YOUR INSTRUCTIONS:
Pick out each line of the records in which the word "parcela" appears.

○ ○ ○

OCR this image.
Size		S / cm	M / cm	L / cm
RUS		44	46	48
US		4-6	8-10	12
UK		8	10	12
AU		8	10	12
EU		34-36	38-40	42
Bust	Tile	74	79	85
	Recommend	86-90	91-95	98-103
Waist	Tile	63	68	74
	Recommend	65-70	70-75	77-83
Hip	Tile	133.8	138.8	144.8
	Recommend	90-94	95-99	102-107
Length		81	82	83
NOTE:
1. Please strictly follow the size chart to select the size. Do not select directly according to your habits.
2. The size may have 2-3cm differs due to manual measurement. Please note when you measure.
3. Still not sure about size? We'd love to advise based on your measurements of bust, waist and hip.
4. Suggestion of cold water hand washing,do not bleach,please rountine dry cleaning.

○ ○ ○

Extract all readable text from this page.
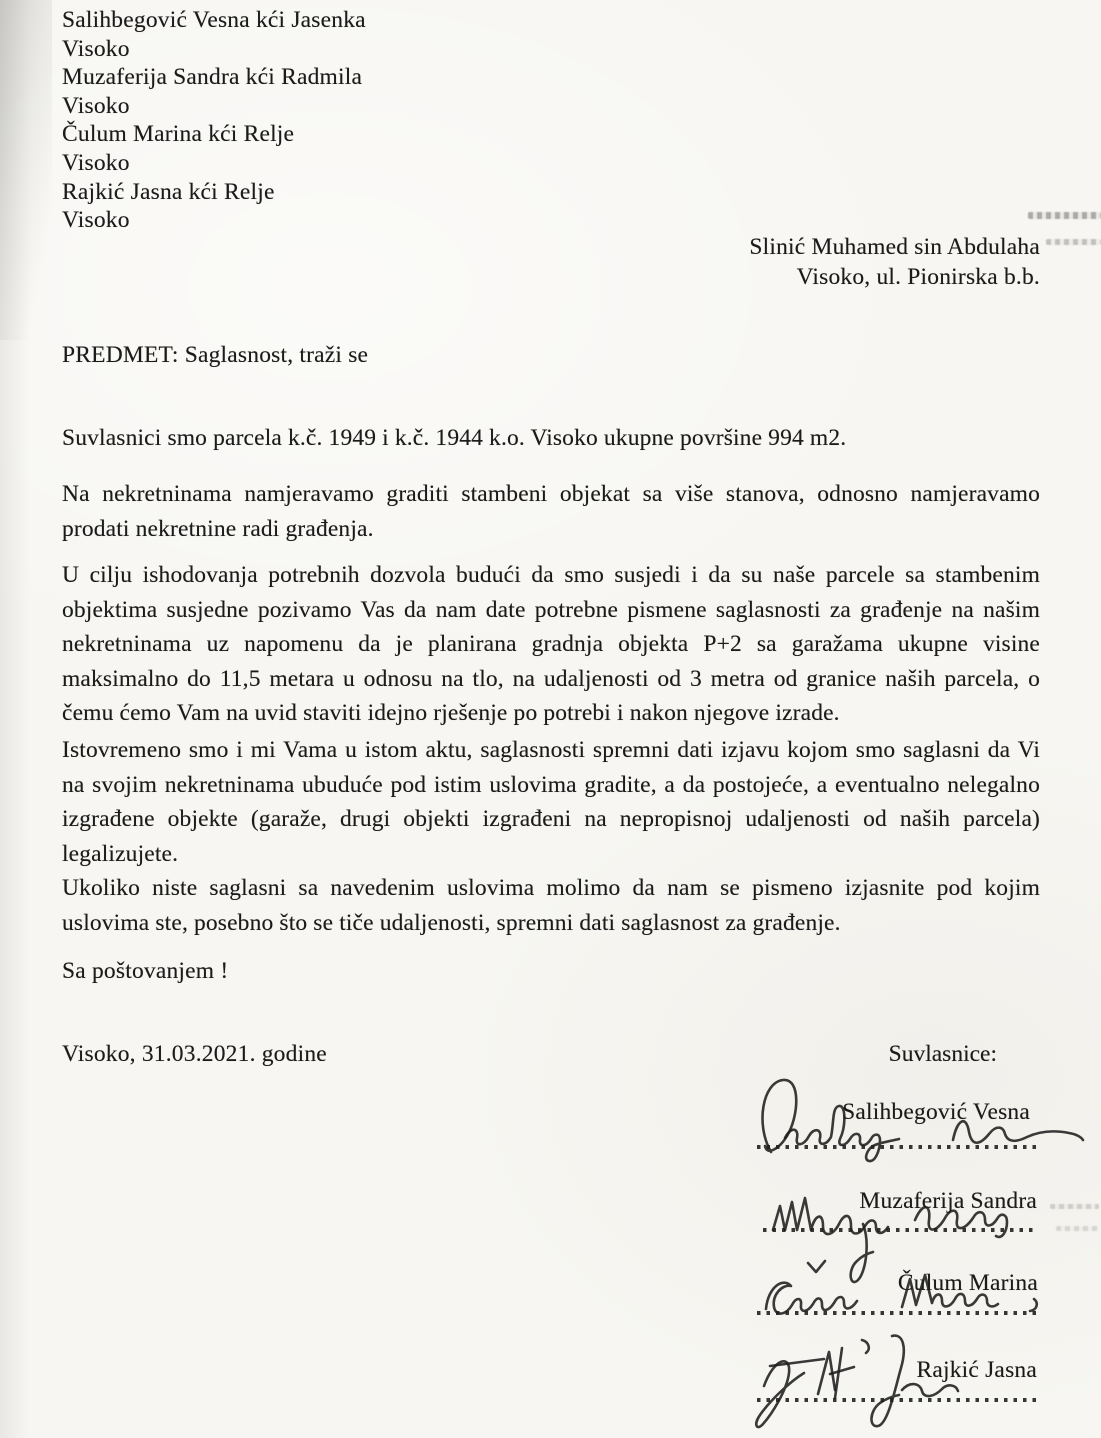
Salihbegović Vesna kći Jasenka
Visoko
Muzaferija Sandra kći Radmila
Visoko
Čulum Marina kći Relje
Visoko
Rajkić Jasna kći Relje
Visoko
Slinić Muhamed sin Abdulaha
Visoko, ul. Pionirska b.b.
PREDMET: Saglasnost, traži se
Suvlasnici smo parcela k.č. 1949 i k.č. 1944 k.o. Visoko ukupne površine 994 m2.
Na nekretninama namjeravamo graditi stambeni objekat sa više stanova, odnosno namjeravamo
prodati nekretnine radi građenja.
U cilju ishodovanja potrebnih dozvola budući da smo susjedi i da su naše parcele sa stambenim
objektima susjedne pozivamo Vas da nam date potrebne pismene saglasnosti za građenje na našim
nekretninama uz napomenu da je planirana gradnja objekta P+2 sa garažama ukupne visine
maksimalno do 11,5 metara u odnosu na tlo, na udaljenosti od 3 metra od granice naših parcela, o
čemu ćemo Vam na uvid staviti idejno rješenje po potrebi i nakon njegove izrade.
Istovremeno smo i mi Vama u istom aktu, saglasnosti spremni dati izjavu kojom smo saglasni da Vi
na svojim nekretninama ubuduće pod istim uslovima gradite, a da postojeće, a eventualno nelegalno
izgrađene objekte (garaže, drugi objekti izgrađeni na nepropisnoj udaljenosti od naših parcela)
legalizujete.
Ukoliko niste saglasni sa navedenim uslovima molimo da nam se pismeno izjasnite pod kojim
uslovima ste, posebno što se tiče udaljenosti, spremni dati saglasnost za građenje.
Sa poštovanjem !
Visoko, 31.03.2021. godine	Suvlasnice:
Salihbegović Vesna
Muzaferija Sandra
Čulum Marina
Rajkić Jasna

○ ○ ○

SOLUTION FOR THIS TASK:
Suvlasnici smo parcela k.č. 1949 i k.č. 1944 k.o. Visoko ukupne površine 994 m2.
maksimalno do 11,5 metara u odnosu na tlo, na udaljenosti od 3 metra od granice naših parcela, o
izgrađene objekte (garaže, drugi objekti izgrađeni na nepropisnoj udaljenosti od naših parcela)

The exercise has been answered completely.